[TASK INSTRUCTIONS] Copy each line holding the string "background".

[DATA SUPPLIED]
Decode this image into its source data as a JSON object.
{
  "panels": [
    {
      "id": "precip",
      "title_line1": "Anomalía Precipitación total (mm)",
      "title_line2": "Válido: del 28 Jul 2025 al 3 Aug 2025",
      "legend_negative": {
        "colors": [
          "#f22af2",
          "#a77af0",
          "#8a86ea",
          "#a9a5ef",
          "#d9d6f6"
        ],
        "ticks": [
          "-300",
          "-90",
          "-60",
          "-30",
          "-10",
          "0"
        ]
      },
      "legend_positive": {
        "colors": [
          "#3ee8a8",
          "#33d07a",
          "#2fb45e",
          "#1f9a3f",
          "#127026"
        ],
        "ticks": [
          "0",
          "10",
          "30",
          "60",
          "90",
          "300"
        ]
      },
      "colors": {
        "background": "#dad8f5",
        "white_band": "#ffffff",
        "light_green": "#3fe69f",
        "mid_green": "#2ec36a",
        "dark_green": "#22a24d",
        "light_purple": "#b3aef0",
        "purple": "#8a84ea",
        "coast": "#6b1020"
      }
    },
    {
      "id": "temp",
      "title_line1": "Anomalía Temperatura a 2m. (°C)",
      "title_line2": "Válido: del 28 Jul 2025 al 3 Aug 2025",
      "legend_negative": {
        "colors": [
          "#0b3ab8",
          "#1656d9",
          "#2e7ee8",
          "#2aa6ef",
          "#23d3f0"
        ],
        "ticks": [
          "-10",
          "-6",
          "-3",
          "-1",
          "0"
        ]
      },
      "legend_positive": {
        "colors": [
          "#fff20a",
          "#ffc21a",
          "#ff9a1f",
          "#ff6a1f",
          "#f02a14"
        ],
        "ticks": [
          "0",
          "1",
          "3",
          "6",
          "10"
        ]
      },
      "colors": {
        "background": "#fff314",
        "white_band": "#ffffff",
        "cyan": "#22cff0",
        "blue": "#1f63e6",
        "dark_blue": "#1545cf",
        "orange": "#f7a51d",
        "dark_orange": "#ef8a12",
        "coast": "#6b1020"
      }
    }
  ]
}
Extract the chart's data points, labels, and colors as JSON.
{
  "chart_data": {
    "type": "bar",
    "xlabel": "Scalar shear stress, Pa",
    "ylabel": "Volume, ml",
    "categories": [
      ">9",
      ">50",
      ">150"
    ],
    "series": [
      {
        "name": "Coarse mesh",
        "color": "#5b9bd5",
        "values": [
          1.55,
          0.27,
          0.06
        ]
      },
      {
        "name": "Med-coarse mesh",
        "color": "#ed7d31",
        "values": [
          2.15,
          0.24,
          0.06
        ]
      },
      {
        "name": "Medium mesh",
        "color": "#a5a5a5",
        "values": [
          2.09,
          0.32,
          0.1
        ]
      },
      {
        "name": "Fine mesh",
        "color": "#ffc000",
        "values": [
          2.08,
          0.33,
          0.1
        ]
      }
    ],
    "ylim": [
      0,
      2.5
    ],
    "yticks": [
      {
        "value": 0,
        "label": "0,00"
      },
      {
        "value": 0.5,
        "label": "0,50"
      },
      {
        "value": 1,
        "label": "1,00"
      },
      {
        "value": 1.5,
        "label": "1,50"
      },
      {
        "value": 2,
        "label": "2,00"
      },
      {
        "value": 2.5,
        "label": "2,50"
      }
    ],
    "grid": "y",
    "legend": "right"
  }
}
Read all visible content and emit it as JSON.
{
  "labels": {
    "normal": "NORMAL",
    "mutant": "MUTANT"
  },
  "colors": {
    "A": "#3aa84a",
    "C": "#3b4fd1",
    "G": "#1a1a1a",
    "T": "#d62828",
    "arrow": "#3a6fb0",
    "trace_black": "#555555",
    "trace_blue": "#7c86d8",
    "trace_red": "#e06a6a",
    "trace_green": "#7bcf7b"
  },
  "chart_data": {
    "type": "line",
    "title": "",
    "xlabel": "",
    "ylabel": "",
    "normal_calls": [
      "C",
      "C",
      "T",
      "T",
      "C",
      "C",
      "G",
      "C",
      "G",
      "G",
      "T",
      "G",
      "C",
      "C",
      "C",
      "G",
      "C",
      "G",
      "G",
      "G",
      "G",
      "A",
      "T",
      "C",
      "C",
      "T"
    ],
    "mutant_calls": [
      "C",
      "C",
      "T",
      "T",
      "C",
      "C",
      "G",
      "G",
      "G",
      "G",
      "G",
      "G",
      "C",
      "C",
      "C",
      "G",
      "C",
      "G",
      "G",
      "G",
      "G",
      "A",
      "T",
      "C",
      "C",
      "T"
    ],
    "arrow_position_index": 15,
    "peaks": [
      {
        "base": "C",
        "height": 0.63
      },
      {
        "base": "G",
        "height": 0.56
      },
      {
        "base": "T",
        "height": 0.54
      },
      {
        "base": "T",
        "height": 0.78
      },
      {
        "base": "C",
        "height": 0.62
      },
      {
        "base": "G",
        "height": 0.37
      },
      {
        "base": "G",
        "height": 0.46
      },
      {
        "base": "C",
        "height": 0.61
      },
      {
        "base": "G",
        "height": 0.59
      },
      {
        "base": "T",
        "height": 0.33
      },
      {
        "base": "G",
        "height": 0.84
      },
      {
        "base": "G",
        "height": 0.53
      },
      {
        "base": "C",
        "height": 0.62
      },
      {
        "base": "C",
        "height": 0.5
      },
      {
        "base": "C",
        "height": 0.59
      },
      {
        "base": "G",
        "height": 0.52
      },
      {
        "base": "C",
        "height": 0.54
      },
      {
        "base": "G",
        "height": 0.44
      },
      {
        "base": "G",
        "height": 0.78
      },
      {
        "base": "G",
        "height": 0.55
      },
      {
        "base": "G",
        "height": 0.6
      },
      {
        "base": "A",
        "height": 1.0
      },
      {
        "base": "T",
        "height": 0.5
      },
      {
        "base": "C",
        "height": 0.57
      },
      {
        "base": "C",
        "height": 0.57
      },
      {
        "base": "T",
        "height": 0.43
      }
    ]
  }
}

[SOLUTION TO THIS PROBLEM]
        "background": "#dad8f5",
        "background": "#fff314",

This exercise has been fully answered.